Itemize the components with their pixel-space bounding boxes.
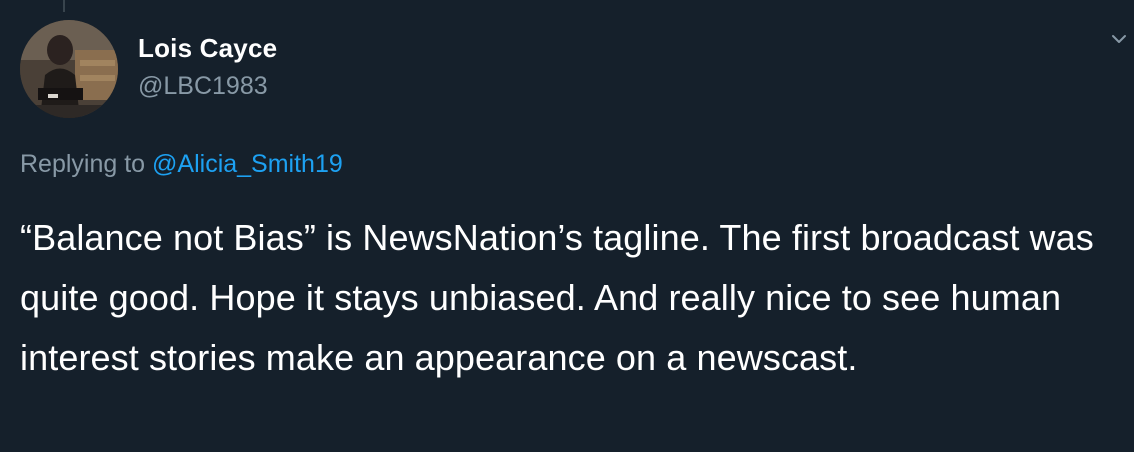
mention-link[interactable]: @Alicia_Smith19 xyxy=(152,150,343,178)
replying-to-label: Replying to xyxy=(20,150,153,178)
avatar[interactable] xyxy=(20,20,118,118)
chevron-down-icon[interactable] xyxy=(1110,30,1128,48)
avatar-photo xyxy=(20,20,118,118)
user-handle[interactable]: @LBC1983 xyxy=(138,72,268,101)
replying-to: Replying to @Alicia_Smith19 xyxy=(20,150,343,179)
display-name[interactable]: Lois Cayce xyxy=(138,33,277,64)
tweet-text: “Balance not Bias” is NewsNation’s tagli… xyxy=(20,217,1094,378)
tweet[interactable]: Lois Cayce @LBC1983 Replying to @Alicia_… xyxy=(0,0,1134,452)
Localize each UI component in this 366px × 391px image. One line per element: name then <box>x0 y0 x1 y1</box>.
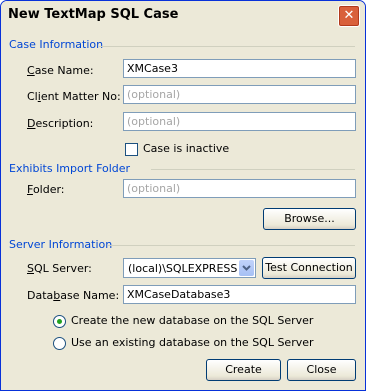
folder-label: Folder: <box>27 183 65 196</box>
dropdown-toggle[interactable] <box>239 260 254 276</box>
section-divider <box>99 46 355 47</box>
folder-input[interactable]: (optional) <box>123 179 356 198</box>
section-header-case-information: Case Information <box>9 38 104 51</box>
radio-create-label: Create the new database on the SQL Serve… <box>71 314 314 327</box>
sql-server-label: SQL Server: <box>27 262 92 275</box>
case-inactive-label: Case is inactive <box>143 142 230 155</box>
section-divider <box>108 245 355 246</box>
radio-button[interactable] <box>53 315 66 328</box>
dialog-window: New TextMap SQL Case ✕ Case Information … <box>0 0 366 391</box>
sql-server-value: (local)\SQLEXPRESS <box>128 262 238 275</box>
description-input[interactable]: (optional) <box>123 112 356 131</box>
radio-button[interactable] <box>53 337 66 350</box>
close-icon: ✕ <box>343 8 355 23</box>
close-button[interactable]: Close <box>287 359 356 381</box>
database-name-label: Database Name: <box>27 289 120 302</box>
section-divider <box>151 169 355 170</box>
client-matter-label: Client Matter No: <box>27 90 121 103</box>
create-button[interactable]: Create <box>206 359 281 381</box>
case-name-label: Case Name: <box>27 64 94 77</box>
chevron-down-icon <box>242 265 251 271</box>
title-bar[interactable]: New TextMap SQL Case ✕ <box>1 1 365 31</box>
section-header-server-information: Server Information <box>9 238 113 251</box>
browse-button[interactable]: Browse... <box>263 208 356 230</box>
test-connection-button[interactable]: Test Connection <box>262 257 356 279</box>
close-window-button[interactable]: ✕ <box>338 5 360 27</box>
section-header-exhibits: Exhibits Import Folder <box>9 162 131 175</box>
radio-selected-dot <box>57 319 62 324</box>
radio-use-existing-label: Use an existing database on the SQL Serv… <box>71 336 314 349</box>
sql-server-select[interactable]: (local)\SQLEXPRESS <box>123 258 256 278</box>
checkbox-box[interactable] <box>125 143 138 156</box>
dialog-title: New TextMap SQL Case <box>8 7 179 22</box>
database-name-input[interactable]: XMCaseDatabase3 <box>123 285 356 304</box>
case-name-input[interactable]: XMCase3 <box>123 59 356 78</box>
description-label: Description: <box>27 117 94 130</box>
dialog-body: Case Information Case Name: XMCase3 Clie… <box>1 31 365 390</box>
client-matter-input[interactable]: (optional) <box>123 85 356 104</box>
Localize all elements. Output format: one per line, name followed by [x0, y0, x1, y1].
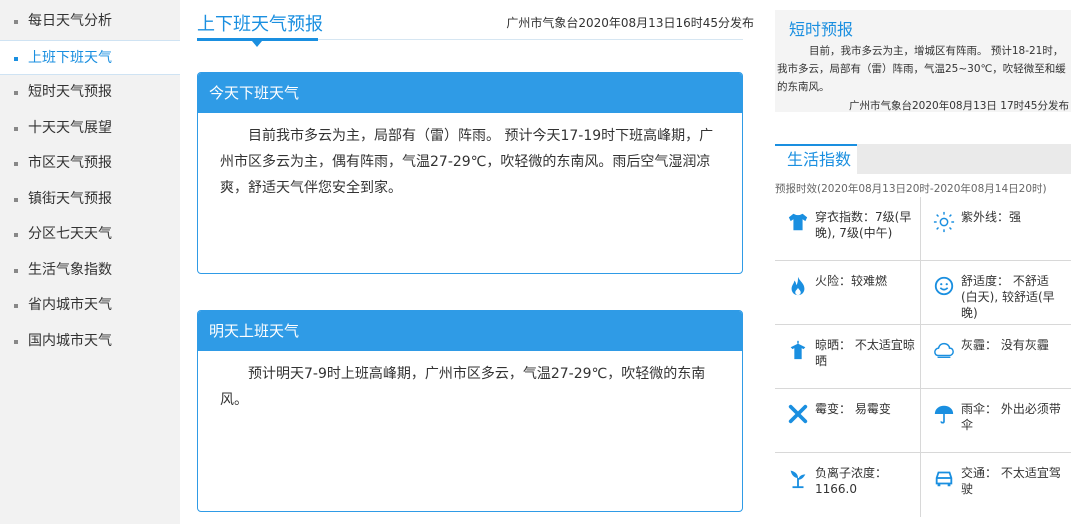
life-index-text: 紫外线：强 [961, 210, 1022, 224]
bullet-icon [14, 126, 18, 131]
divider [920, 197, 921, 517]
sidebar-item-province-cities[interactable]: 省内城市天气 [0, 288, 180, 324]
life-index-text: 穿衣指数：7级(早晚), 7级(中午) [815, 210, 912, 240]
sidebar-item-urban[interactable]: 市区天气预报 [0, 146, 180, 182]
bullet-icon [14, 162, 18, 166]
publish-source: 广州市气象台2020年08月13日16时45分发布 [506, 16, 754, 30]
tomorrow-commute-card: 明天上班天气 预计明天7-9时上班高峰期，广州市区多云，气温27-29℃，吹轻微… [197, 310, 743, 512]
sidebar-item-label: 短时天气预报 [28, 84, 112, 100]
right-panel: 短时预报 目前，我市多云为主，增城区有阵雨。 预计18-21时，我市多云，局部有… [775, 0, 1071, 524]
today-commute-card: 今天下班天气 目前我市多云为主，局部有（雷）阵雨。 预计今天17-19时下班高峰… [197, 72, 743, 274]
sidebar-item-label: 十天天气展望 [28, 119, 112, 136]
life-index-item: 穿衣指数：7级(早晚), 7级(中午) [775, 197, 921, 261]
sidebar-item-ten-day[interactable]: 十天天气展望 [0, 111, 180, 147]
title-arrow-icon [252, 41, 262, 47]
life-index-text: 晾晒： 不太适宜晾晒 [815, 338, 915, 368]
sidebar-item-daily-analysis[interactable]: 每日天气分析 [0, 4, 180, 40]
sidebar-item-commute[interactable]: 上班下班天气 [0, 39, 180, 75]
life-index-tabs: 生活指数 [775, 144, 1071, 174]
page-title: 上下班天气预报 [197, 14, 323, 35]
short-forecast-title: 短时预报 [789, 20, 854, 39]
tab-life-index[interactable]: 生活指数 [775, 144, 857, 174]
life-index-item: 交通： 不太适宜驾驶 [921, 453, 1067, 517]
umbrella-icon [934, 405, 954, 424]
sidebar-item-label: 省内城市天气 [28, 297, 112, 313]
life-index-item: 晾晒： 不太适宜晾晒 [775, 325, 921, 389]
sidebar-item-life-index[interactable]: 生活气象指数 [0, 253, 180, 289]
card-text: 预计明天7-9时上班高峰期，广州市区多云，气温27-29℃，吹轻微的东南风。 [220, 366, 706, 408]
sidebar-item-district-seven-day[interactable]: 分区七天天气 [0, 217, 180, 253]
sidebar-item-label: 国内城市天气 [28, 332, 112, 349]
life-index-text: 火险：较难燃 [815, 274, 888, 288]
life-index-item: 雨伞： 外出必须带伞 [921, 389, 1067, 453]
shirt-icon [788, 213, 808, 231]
□ □ □ □ □ □ □
# REQUEST
Copy out every line of the material above, unaltered and in its original order, omitting only the picture placeholders.

# THE RESULT
Itemize the components with their pixel-space bounding boxes.
mention-link[interactable]: @Alicia_Smith19 xyxy=(152,150,343,178)
replying-to-label: Replying to xyxy=(20,150,153,178)
avatar[interactable] xyxy=(20,20,118,118)
chevron-down-icon[interactable] xyxy=(1110,30,1128,48)
avatar-photo xyxy=(20,20,118,118)
user-handle[interactable]: @LBC1983 xyxy=(138,72,268,101)
replying-to: Replying to @Alicia_Smith19 xyxy=(20,150,343,179)
display-name[interactable]: Lois Cayce xyxy=(138,33,277,64)
tweet-text: “Balance not Bias” is NewsNation’s tagli… xyxy=(20,217,1094,378)
tweet[interactable]: Lois Cayce @LBC1983 Replying to @Alicia_… xyxy=(0,0,1134,452)
Localize each UI component in this 366px × 391px image. One line per element: name then <box>x0 y0 x1 y1</box>.
folder-label: Folder: <box>27 183 65 196</box>
dropdown-toggle[interactable] <box>239 260 254 276</box>
section-divider <box>99 46 355 47</box>
folder-input[interactable]: (optional) <box>123 179 356 198</box>
section-header-case-information: Case Information <box>9 38 104 51</box>
radio-create-label: Create the new database on the SQL Serve… <box>71 314 314 327</box>
sql-server-label: SQL Server: <box>27 262 92 275</box>
case-inactive-label: Case is inactive <box>143 142 230 155</box>
section-divider <box>108 245 355 246</box>
radio-button[interactable] <box>53 315 66 328</box>
dialog-window: New TextMap SQL Case ✕ Case Information … <box>0 0 366 391</box>
sql-server-value: (local)\SQLEXPRESS <box>128 262 238 275</box>
description-input[interactable]: (optional) <box>123 112 356 131</box>
radio-button[interactable] <box>53 337 66 350</box>
close-icon: ✕ <box>343 8 355 23</box>
close-button[interactable]: Close <box>287 359 356 381</box>
database-name-label: Database Name: <box>27 289 120 302</box>
section-divider <box>151 169 355 170</box>
client-matter-label: Client Matter No: <box>27 90 121 103</box>
create-button[interactable]: Create <box>206 359 281 381</box>
case-name-label: Case Name: <box>27 64 94 77</box>
chevron-down-icon <box>242 265 251 271</box>
title-bar[interactable]: New TextMap SQL Case ✕ <box>1 1 365 31</box>
section-header-server-information: Server Information <box>9 238 113 251</box>
browse-button[interactable]: Browse... <box>263 208 356 230</box>
test-connection-button[interactable]: Test Connection <box>262 257 356 279</box>
close-window-button[interactable]: ✕ <box>338 5 360 27</box>
section-header-exhibits: Exhibits Import Folder <box>9 162 131 175</box>
radio-selected-dot <box>57 319 62 324</box>
radio-use-existing-label: Use an existing database on the SQL Serv… <box>71 336 314 349</box>
sql-server-select[interactable]: (local)\SQLEXPRESS <box>123 258 256 278</box>
checkbox-box[interactable] <box>125 143 138 156</box>
dialog-title: New TextMap SQL Case <box>8 7 179 22</box>
database-name-input[interactable]: XMCaseDatabase3 <box>123 285 356 304</box>
case-name-input[interactable]: XMCase3 <box>123 59 356 78</box>
description-label: Description: <box>27 117 94 130</box>
dialog-body: Case Information Case Name: XMCase3 Clie… <box>1 31 365 390</box>
client-matter-input[interactable]: (optional) <box>123 85 356 104</box>
Localize all elements. Output format: one per line, name followed by [x0, y0, x1, y1].
life-index-text: 紫外线：强 [961, 210, 1022, 224]
bullet-icon [14, 126, 18, 131]
divider [920, 197, 921, 517]
sidebar-item-province-cities[interactable]: 省内城市天气 [0, 288, 180, 324]
life-index-text: 穿衣指数：7级(早晚), 7级(中午) [815, 210, 912, 240]
sidebar-item-urban[interactable]: 市区天气预报 [0, 146, 180, 182]
bullet-icon [14, 162, 18, 166]
publish-source: 广州市气象台2020年08月13日16时45分发布 [506, 16, 754, 30]
tomorrow-commute-card: 明天上班天气 预计明天7-9时上班高峰期，广州市区多云，气温27-29℃，吹轻微… [197, 310, 743, 512]
sidebar-item-label: 短时天气预报 [28, 84, 112, 100]
right-panel: 短时预报 目前，我市多云为主，增城区有阵雨。 预计18-21时，我市多云，局部有… [775, 0, 1071, 524]
today-commute-card: 今天下班天气 目前我市多云为主，局部有（雷）阵雨。 预计今天17-19时下班高峰… [197, 72, 743, 274]
sidebar-item-label: 十天天气展望 [28, 119, 112, 136]
life-index-item: 穿衣指数：7级(早晚), 7级(中午) [775, 197, 921, 261]
sidebar-item-ten-day[interactable]: 十天天气展望 [0, 111, 180, 147]
title-arrow-icon [252, 41, 262, 47]
life-index-text: 晾晒： 不太适宜晾晒 [815, 338, 915, 368]
sidebar-item-daily-analysis[interactable]: 每日天气分析 [0, 4, 180, 40]
sidebar-item-commute[interactable]: 上班下班天气 [0, 39, 180, 75]
life-index-tabs: 生活指数 [775, 144, 1071, 174]
page-title: 上下班天气预报 [197, 14, 323, 35]
short-forecast-title: 短时预报 [789, 20, 854, 39]
tab-life-index[interactable]: 生活指数 [775, 144, 857, 174]
life-index-item: 交通： 不太适宜驾驶 [921, 453, 1067, 517]
umbrella-icon [934, 405, 954, 424]
sidebar-item-label: 省内城市天气 [28, 297, 112, 313]
life-index-item: 晾晒： 不太适宜晾晒 [775, 325, 921, 389]
sidebar-item-life-index[interactable]: 生活气象指数 [0, 253, 180, 289]
card-text: 预计明天7-9时上班高峰期，广州市区多云，气温27-29℃，吹轻微的东南风。 [220, 366, 706, 408]
sidebar-item-district-seven-day[interactable]: 分区七天天气 [0, 217, 180, 253]
sidebar-item-label: 国内城市天气 [28, 332, 112, 349]
life-index-text: 火险：较难燃 [815, 274, 888, 288]
life-index-item: 雨伞： 外出必须带伞 [921, 389, 1067, 453]
shirt-icon [788, 213, 808, 231]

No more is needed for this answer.